» Data to use:
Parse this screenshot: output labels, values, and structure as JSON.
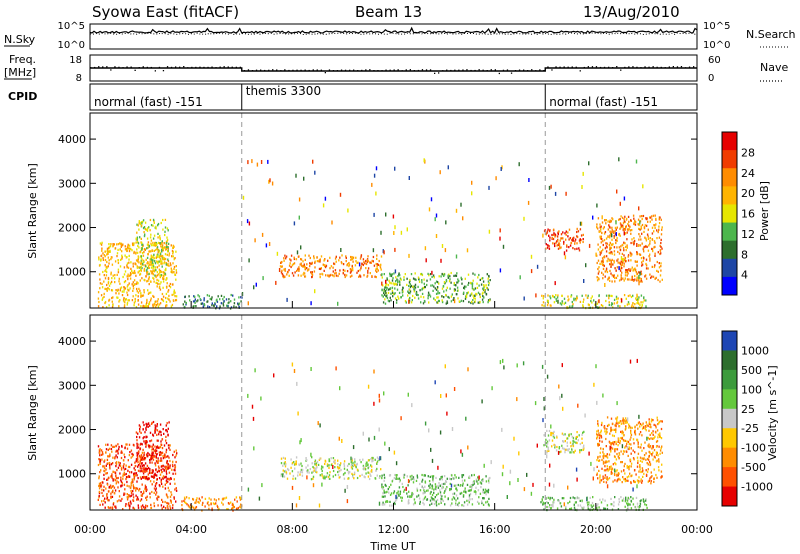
{
  "header": {
    "radar": "Syowa East (fitACF)",
    "beam": "Beam 13",
    "date": "13/Aug/2010"
  },
  "panels": {
    "nsky": {
      "left_label": "N.Sky",
      "right_label": "N.Search",
      "left_ticks": [
        "10^5",
        "10^0"
      ],
      "right_ticks": [
        "10^5",
        "10^0"
      ]
    },
    "freq": {
      "left_label_line1": "Freq.",
      "left_label_line2": "[MHz]",
      "right_label": "Nave",
      "left_ticks": [
        "18",
        "8"
      ],
      "right_ticks": [
        "60",
        "0"
      ]
    },
    "cpid": {
      "label": "CPID",
      "segments": [
        {
          "name": "normal (fast) -151",
          "start_hr": 0,
          "end_hr": 6
        },
        {
          "name": "themis 3300",
          "start_hr": 6,
          "end_hr": 18
        },
        {
          "name": "normal (fast) -151",
          "start_hr": 18,
          "end_hr": 24
        }
      ]
    }
  },
  "chart_data": [
    {
      "type": "heatmap",
      "title": "Power",
      "ylabel": "Slant Range [km]",
      "ylim": [
        180,
        4590
      ],
      "yticks": [
        "1000",
        "2000",
        "3000",
        "4000"
      ],
      "xlim": [
        0,
        24
      ],
      "colorbar_label": "Power [dB]",
      "colorbar_ticks": [
        "28",
        "24",
        "20",
        "16",
        "12",
        "8",
        "4"
      ],
      "colorbar_colors": [
        "#e60000",
        "#f03c00",
        "#ff8c00",
        "#ffb400",
        "#e6e600",
        "#4db64d",
        "#2d6e2d",
        "#1e46a5",
        "#0000ff"
      ],
      "features": [
        {
          "t0": 0.3,
          "t1": 3.4,
          "r0": 220,
          "r1": 1700,
          "level": 3
        },
        {
          "t0": 1.8,
          "t1": 3.1,
          "r0": 900,
          "r1": 2200,
          "level": 4
        },
        {
          "t0": 3.6,
          "t1": 6.0,
          "r0": 190,
          "r1": 500,
          "level": 6
        },
        {
          "t0": 7.5,
          "t1": 11.5,
          "r0": 900,
          "r1": 1400,
          "level": 2
        },
        {
          "t0": 11.5,
          "t1": 15.8,
          "r0": 300,
          "r1": 1000,
          "level": 5
        },
        {
          "t0": 17.8,
          "t1": 22.0,
          "r0": 200,
          "r1": 500,
          "level": 4
        },
        {
          "t0": 17.9,
          "t1": 19.5,
          "r0": 1500,
          "r1": 2000,
          "level": 1
        },
        {
          "t0": 20.0,
          "t1": 22.6,
          "r0": 800,
          "r1": 2300,
          "level": 2
        }
      ]
    },
    {
      "type": "heatmap",
      "title": "Velocity",
      "ylabel": "Slant Range [km]",
      "ylim": [
        180,
        4590
      ],
      "yticks": [
        "1000",
        "2000",
        "3000",
        "4000"
      ],
      "xlim": [
        0,
        24
      ],
      "colorbar_label": "Velocity [m s^-1]",
      "colorbar_ticks": [
        "1000",
        "500",
        "100",
        "25",
        "-25",
        "-100",
        "-500",
        "-1000"
      ],
      "colorbar_colors": [
        "#1e46b4",
        "#2d6e2d",
        "#3c9b3c",
        "#64c83c",
        "#c8c8c8",
        "#ffc800",
        "#ff8c00",
        "#ff5000",
        "#e60000"
      ],
      "features": [
        {
          "t0": 0.3,
          "t1": 3.4,
          "r0": 220,
          "r1": 1700,
          "level": 7
        },
        {
          "t0": 1.8,
          "t1": 3.1,
          "r0": 900,
          "r1": 2200,
          "level": 8
        },
        {
          "t0": 3.6,
          "t1": 6.0,
          "r0": 190,
          "r1": 500,
          "level": 6
        },
        {
          "t0": 7.5,
          "t1": 11.5,
          "r0": 900,
          "r1": 1400,
          "level": 4
        },
        {
          "t0": 11.5,
          "t1": 15.8,
          "r0": 300,
          "r1": 1000,
          "level": 3
        },
        {
          "t0": 17.8,
          "t1": 22.0,
          "r0": 200,
          "r1": 500,
          "level": 3
        },
        {
          "t0": 17.9,
          "t1": 19.5,
          "r0": 1500,
          "r1": 2000,
          "level": 4
        },
        {
          "t0": 20.0,
          "t1": 22.6,
          "r0": 800,
          "r1": 2300,
          "level": 6
        }
      ]
    }
  ],
  "time_axis": {
    "ticks": [
      "00:00",
      "04:00",
      "08:00",
      "12:00",
      "16:00",
      "20:00",
      "00:00"
    ],
    "xlabel": "Time UT"
  }
}
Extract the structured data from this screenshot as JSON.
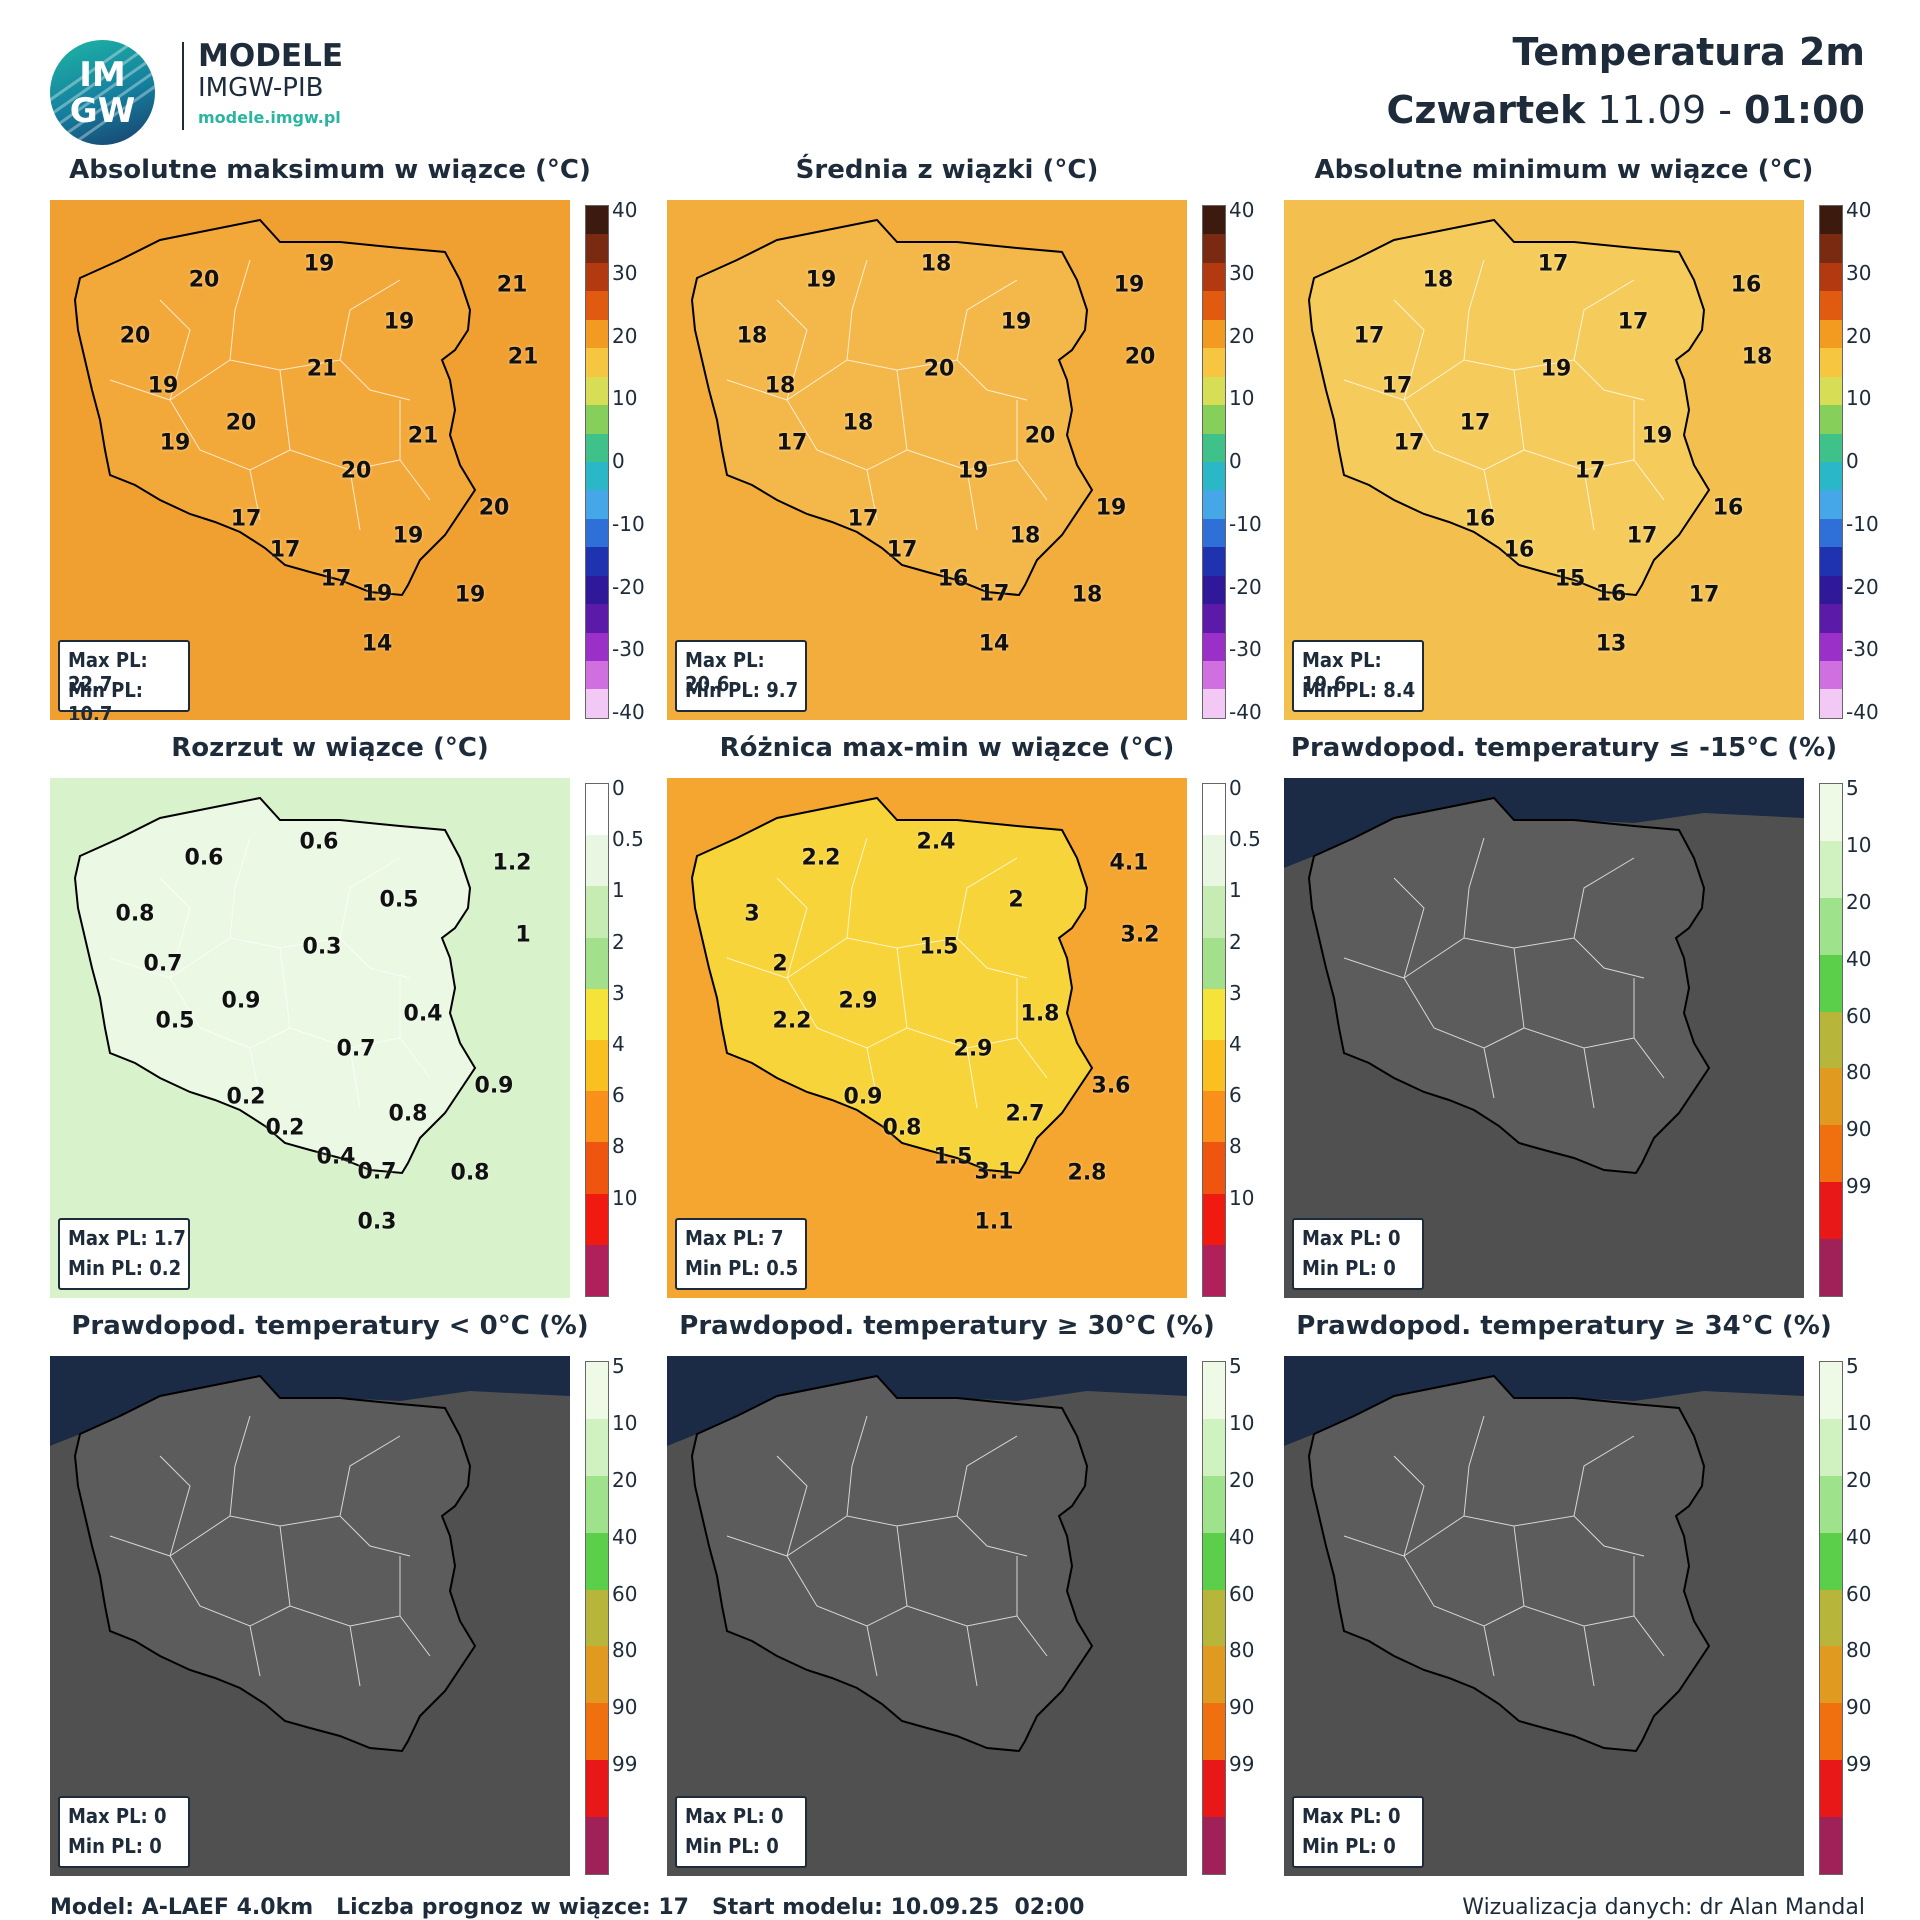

» What to produce: Without including any picture, retype the entries exactly.

» Output of the exercise:
Parse this screenshot: output labels, values, and structure as JSON.
{
  "header": {
    "radar": "Syowa East (fitACF)",
    "beam": "Beam 13",
    "date": "13/Aug/2010"
  },
  "panels": {
    "nsky": {
      "left_label": "N.Sky",
      "right_label": "N.Search",
      "left_ticks": [
        "10^5",
        "10^0"
      ],
      "right_ticks": [
        "10^5",
        "10^0"
      ]
    },
    "freq": {
      "left_label_line1": "Freq.",
      "left_label_line2": "[MHz]",
      "right_label": "Nave",
      "left_ticks": [
        "18",
        "8"
      ],
      "right_ticks": [
        "60",
        "0"
      ]
    },
    "cpid": {
      "label": "CPID",
      "segments": [
        {
          "name": "normal (fast) -151",
          "start_hr": 0,
          "end_hr": 6
        },
        {
          "name": "themis 3300",
          "start_hr": 6,
          "end_hr": 18
        },
        {
          "name": "normal (fast) -151",
          "start_hr": 18,
          "end_hr": 24
        }
      ]
    }
  },
  "chart_data": [
    {
      "type": "heatmap",
      "title": "Power",
      "ylabel": "Slant Range [km]",
      "ylim": [
        180,
        4590
      ],
      "yticks": [
        "1000",
        "2000",
        "3000",
        "4000"
      ],
      "xlim": [
        0,
        24
      ],
      "colorbar_label": "Power [dB]",
      "colorbar_ticks": [
        "28",
        "24",
        "20",
        "16",
        "12",
        "8",
        "4"
      ],
      "colorbar_colors": [
        "#e60000",
        "#f03c00",
        "#ff8c00",
        "#ffb400",
        "#e6e600",
        "#4db64d",
        "#2d6e2d",
        "#1e46a5",
        "#0000ff"
      ],
      "features": [
        {
          "t0": 0.3,
          "t1": 3.4,
          "r0": 220,
          "r1": 1700,
          "level": 3
        },
        {
          "t0": 1.8,
          "t1": 3.1,
          "r0": 900,
          "r1": 2200,
          "level": 4
        },
        {
          "t0": 3.6,
          "t1": 6.0,
          "r0": 190,
          "r1": 500,
          "level": 6
        },
        {
          "t0": 7.5,
          "t1": 11.5,
          "r0": 900,
          "r1": 1400,
          "level": 2
        },
        {
          "t0": 11.5,
          "t1": 15.8,
          "r0": 300,
          "r1": 1000,
          "level": 5
        },
        {
          "t0": 17.8,
          "t1": 22.0,
          "r0": 200,
          "r1": 500,
          "level": 4
        },
        {
          "t0": 17.9,
          "t1": 19.5,
          "r0": 1500,
          "r1": 2000,
          "level": 1
        },
        {
          "t0": 20.0,
          "t1": 22.6,
          "r0": 800,
          "r1": 2300,
          "level": 2
        }
      ]
    },
    {
      "type": "heatmap",
      "title": "Velocity",
      "ylabel": "Slant Range [km]",
      "ylim": [
        180,
        4590
      ],
      "yticks": [
        "1000",
        "2000",
        "3000",
        "4000"
      ],
      "xlim": [
        0,
        24
      ],
      "colorbar_label": "Velocity [m s^-1]",
      "colorbar_ticks": [
        "1000",
        "500",
        "100",
        "25",
        "-25",
        "-100",
        "-500",
        "-1000"
      ],
      "colorbar_colors": [
        "#1e46b4",
        "#2d6e2d",
        "#3c9b3c",
        "#64c83c",
        "#c8c8c8",
        "#ffc800",
        "#ff8c00",
        "#ff5000",
        "#e60000"
      ],
      "features": [
        {
          "t0": 0.3,
          "t1": 3.4,
          "r0": 220,
          "r1": 1700,
          "level": 7
        },
        {
          "t0": 1.8,
          "t1": 3.1,
          "r0": 900,
          "r1": 2200,
          "level": 8
        },
        {
          "t0": 3.6,
          "t1": 6.0,
          "r0": 190,
          "r1": 500,
          "level": 6
        },
        {
          "t0": 7.5,
          "t1": 11.5,
          "r0": 900,
          "r1": 1400,
          "level": 4
        },
        {
          "t0": 11.5,
          "t1": 15.8,
          "r0": 300,
          "r1": 1000,
          "level": 3
        },
        {
          "t0": 17.8,
          "t1": 22.0,
          "r0": 200,
          "r1": 500,
          "level": 3
        },
        {
          "t0": 17.9,
          "t1": 19.5,
          "r0": 1500,
          "r1": 2000,
          "level": 4
        },
        {
          "t0": 20.0,
          "t1": 22.6,
          "r0": 800,
          "r1": 2300,
          "level": 6
        }
      ]
    }
  ],
  "time_axis": {
    "ticks": [
      "00:00",
      "04:00",
      "08:00",
      "12:00",
      "16:00",
      "20:00",
      "00:00"
    ],
    "xlabel": "Time UT"
  }
}
Extract the structured data from this screenshot as JSON.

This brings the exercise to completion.